▶ _Stated exercise_: Look below and pull out each line with the word "kontrolnych".
+++ Stored rows
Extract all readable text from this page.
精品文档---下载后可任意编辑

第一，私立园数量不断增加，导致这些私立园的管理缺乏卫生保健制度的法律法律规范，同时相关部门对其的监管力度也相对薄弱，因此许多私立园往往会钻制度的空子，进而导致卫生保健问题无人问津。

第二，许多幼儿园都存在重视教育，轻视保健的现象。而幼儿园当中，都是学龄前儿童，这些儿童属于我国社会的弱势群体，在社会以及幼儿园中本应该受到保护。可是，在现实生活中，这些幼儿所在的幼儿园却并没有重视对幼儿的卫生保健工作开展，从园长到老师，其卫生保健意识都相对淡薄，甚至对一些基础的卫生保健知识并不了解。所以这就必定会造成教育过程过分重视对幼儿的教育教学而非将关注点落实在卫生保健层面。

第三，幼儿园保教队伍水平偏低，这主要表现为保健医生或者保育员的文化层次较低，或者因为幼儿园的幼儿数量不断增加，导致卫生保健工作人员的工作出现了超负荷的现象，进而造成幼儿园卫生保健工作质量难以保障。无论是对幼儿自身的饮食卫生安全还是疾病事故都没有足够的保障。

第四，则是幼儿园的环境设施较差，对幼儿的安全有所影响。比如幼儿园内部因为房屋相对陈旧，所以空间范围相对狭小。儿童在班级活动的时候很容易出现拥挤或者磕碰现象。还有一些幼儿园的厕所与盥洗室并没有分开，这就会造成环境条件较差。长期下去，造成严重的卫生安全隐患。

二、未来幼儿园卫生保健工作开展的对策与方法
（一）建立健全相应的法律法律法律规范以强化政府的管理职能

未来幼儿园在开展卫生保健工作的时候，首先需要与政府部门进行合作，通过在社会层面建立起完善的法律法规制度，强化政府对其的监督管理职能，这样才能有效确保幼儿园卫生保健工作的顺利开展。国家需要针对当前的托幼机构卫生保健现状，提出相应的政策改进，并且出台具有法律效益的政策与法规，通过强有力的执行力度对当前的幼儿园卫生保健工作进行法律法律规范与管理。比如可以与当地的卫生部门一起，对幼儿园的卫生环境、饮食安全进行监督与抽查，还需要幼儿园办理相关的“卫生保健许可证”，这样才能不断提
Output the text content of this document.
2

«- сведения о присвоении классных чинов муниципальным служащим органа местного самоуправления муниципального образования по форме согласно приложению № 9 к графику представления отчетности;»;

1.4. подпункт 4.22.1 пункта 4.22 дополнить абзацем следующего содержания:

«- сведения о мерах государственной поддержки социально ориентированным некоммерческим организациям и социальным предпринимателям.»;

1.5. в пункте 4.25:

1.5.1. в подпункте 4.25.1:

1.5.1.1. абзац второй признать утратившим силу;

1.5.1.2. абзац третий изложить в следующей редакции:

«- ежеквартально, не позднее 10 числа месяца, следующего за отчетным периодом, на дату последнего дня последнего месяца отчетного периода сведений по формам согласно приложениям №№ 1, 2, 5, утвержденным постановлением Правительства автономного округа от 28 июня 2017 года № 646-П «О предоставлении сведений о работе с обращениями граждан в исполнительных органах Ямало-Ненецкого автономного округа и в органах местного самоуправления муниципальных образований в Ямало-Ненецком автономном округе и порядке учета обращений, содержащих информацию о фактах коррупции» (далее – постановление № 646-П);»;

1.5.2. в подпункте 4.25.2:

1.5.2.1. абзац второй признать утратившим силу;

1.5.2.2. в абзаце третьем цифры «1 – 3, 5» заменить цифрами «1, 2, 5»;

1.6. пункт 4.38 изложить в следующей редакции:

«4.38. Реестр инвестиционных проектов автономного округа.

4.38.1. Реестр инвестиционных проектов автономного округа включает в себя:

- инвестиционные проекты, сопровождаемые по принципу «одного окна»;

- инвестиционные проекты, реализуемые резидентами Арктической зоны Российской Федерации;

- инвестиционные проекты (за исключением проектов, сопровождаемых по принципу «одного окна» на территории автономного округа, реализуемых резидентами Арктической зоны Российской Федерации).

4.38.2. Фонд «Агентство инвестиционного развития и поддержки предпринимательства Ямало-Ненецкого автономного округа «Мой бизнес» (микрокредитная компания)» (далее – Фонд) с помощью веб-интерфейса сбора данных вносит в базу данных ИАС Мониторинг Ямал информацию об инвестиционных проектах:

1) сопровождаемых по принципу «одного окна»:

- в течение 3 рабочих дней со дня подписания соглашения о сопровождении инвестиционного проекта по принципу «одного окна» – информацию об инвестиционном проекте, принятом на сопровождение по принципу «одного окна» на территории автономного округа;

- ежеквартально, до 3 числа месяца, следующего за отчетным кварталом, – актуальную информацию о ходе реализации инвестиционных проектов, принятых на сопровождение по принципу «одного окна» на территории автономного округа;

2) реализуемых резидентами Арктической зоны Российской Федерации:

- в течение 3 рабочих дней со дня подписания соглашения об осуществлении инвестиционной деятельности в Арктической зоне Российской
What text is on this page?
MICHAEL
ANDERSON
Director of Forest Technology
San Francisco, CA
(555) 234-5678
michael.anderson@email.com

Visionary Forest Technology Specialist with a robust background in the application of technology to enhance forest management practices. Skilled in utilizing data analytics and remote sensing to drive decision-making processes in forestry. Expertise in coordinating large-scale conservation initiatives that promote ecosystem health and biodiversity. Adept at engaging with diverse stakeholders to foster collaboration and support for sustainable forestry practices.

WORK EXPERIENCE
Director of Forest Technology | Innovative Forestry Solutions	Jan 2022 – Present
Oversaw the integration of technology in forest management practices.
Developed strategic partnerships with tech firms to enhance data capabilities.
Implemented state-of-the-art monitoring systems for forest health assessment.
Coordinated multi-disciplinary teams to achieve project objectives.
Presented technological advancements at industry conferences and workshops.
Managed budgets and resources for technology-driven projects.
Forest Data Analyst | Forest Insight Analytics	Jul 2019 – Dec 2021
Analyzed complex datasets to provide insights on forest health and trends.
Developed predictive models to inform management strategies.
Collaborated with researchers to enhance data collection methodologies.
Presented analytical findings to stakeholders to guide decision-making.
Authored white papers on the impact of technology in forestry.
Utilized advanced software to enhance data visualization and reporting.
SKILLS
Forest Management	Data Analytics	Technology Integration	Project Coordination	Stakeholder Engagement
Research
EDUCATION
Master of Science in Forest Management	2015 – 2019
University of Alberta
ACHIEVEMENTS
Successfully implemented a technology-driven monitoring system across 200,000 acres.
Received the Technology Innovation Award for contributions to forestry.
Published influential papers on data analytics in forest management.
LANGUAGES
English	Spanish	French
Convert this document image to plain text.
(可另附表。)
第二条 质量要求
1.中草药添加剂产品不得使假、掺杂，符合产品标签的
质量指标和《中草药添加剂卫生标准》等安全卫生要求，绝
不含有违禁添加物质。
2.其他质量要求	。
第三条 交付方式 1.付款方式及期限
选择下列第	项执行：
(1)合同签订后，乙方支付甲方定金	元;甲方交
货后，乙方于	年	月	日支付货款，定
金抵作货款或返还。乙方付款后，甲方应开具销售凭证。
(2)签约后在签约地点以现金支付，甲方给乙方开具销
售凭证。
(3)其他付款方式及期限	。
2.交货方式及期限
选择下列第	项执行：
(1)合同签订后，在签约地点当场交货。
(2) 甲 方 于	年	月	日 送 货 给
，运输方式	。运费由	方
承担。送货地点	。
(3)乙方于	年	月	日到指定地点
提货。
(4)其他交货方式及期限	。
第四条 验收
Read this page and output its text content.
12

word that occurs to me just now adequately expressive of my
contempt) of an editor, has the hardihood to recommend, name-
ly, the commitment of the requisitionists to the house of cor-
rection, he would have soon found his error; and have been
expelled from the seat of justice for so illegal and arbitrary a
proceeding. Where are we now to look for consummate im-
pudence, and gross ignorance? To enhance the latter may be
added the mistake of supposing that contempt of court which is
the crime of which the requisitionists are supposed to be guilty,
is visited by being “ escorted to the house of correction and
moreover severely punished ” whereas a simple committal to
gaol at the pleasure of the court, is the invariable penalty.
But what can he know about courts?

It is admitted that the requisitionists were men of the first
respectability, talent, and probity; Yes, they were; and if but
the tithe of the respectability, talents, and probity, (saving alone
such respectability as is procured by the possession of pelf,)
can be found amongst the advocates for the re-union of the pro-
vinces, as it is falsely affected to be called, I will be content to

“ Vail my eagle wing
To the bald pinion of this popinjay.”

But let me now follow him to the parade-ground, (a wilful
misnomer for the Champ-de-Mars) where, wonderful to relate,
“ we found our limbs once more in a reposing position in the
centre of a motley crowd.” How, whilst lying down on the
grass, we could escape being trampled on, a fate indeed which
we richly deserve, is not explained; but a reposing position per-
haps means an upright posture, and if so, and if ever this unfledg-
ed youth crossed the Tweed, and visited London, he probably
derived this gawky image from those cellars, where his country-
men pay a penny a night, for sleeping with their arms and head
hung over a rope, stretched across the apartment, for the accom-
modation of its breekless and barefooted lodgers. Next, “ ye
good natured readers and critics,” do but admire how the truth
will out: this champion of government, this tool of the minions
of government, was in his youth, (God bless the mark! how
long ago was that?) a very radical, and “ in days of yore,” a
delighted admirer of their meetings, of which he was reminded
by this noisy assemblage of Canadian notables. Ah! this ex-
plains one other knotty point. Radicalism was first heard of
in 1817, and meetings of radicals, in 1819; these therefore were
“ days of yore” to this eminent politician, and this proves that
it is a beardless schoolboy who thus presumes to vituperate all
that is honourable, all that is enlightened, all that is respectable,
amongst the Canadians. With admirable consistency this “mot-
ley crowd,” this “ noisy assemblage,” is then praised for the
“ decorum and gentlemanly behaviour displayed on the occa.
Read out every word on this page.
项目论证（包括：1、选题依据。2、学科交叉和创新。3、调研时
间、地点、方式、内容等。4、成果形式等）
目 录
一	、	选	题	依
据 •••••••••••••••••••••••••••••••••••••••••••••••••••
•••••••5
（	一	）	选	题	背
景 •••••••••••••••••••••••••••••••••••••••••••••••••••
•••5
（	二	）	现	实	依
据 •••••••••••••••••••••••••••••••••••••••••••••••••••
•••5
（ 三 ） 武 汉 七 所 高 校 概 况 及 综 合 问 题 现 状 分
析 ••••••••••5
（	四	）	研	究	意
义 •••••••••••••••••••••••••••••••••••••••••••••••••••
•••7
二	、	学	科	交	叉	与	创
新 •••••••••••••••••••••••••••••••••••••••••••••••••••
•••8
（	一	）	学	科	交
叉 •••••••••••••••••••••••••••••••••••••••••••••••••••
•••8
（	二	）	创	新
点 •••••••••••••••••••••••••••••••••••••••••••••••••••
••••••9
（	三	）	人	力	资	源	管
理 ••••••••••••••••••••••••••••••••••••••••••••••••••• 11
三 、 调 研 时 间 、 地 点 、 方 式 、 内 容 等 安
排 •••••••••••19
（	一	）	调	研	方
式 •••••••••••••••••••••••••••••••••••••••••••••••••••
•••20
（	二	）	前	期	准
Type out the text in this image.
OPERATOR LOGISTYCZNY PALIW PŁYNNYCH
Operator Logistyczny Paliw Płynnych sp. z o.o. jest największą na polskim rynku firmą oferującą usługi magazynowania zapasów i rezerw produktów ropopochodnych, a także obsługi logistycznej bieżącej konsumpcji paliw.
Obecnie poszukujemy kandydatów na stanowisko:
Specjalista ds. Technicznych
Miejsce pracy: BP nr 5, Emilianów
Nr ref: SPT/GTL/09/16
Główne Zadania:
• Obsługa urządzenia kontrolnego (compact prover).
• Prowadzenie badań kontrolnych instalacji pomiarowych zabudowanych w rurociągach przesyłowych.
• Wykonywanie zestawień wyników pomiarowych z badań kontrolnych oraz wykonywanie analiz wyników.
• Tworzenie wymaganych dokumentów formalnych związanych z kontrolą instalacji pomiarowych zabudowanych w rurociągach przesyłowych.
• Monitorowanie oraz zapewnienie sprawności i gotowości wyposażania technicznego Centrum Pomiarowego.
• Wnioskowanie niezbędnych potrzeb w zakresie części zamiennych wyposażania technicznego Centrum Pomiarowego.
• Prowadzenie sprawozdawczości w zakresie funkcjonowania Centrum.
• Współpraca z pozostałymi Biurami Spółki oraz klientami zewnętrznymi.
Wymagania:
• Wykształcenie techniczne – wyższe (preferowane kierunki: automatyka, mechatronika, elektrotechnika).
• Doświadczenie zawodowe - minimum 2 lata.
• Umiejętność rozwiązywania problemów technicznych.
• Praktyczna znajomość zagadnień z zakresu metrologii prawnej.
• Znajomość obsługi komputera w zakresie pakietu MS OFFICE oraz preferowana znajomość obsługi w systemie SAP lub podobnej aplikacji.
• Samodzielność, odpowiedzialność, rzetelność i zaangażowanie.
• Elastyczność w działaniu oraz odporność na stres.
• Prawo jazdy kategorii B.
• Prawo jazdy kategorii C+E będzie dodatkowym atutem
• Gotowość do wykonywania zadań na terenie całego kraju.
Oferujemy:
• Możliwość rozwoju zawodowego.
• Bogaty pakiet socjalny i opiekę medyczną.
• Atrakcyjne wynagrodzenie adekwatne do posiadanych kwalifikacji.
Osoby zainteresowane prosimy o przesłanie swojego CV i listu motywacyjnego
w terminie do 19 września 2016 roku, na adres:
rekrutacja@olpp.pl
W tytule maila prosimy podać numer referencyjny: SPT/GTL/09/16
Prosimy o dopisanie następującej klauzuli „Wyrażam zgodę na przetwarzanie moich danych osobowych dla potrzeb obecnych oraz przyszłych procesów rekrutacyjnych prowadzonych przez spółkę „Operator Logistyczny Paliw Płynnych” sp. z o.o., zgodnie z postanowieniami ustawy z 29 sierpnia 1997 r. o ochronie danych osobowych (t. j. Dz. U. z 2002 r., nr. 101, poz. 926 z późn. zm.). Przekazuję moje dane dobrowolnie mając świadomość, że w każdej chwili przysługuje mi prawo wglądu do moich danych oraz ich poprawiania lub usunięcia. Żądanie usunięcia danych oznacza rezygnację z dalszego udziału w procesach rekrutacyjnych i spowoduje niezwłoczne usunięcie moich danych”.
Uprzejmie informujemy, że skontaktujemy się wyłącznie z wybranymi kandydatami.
++++++
▶ _Correct answer_:
• Prowadzenie badań kontrolnych instalacji pomiarowych zabudowanych w rurociągach przesyłowych.
• Wykonywanie zestawień wyników pomiarowych z badań kontrolnych oraz wykonywanie analiz wyników.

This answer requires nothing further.